**Extracted records**:
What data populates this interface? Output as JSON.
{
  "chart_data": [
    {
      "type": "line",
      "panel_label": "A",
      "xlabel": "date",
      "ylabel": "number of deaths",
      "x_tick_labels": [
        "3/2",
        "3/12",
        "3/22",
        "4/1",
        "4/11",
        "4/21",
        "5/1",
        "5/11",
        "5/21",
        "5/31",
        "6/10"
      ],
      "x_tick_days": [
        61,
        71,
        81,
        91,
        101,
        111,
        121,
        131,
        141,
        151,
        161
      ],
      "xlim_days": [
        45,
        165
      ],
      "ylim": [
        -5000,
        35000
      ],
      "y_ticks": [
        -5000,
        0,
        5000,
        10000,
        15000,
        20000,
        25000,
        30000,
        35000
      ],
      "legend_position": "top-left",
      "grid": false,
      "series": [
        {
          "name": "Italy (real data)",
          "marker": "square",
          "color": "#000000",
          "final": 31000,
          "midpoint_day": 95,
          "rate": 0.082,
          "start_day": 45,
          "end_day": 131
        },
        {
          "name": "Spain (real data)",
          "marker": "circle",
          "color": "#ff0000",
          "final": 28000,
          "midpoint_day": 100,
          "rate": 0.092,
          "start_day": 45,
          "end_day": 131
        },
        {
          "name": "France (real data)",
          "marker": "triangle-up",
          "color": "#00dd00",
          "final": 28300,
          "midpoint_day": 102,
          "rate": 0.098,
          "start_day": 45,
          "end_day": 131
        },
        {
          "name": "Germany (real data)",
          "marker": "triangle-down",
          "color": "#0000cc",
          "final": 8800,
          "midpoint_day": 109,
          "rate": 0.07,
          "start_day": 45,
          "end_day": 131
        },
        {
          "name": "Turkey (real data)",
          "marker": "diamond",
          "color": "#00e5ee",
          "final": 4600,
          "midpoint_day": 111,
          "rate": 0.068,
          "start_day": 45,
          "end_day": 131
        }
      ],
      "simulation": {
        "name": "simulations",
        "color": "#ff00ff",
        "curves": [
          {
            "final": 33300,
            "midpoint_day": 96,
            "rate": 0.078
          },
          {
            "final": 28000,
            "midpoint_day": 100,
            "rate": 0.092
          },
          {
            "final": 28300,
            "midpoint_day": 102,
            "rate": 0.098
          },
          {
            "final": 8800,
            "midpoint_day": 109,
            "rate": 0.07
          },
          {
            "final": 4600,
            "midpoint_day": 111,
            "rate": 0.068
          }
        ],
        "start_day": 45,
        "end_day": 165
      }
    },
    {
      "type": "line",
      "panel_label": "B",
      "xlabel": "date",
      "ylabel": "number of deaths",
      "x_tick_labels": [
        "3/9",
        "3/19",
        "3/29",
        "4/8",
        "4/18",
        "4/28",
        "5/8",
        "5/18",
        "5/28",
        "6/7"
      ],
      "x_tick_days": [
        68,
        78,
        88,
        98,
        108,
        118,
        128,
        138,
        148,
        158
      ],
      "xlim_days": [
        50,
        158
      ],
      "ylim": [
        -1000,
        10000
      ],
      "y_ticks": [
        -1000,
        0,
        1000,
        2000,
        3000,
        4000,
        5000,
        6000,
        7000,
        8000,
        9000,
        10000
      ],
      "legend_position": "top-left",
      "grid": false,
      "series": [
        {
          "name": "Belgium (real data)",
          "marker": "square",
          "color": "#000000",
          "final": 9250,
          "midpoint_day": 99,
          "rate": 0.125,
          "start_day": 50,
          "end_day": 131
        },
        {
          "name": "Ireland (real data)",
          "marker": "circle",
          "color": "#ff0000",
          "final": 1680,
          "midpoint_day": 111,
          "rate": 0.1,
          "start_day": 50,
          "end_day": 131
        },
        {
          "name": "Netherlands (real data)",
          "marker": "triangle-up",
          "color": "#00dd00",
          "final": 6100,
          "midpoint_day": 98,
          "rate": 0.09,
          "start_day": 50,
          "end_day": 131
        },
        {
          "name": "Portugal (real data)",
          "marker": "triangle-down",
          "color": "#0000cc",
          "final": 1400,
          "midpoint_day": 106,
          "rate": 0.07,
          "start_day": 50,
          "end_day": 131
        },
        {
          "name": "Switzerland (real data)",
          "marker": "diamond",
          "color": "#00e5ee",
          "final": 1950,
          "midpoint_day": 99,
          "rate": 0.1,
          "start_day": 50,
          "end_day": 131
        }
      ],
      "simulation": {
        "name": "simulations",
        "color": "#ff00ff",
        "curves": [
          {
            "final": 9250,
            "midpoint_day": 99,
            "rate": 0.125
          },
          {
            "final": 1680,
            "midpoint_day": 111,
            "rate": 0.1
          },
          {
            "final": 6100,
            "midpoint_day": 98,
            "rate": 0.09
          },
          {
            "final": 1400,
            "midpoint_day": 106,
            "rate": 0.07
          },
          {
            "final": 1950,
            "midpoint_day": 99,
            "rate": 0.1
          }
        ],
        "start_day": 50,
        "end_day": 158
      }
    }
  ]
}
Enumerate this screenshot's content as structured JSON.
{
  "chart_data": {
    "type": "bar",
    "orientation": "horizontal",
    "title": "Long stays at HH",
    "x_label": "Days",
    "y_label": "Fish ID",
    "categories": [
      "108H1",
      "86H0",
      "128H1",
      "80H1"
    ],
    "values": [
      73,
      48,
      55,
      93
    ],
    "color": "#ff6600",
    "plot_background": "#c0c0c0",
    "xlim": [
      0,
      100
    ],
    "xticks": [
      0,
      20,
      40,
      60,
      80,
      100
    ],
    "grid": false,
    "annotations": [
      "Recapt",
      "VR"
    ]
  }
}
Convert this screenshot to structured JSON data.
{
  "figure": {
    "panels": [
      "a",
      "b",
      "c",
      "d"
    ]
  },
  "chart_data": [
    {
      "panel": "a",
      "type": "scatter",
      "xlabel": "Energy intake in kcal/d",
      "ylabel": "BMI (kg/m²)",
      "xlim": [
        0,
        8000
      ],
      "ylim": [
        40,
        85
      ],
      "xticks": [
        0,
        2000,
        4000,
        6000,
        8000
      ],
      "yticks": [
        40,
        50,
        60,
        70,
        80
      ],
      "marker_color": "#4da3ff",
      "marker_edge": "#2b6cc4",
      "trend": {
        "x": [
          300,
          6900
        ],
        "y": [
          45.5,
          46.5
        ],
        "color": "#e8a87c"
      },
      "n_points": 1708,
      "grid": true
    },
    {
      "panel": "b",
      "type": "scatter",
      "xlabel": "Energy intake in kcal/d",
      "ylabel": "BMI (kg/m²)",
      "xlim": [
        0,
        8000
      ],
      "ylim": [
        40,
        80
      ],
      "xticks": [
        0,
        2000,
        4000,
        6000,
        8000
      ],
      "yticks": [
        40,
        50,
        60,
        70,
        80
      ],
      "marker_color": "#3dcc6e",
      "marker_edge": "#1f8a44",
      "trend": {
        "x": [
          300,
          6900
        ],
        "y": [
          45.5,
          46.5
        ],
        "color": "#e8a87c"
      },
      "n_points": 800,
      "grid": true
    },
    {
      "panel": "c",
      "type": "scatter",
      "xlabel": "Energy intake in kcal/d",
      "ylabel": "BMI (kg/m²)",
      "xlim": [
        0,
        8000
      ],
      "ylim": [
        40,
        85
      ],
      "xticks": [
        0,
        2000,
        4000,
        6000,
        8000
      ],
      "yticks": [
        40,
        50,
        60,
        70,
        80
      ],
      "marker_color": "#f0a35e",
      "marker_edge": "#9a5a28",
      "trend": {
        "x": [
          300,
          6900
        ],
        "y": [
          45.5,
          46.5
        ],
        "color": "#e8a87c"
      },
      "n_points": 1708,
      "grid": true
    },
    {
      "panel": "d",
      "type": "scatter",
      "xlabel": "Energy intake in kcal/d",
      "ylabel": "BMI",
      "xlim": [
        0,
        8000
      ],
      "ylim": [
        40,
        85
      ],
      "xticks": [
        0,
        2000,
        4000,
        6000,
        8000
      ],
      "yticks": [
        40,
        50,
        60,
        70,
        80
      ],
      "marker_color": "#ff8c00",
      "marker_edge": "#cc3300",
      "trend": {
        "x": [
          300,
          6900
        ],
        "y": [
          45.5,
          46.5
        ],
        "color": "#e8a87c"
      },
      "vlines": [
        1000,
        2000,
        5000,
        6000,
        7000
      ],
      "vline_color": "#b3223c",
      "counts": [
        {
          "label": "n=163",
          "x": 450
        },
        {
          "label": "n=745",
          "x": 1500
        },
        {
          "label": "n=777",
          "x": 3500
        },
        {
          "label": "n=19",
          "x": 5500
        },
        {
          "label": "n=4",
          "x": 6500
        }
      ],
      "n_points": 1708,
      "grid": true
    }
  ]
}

**Task instructions**: Gather each line holding the string "screenshot".

**Completed exercise**:
Enumerate this screenshot's content as structured JSON.
Convert this screenshot to structured JSON data.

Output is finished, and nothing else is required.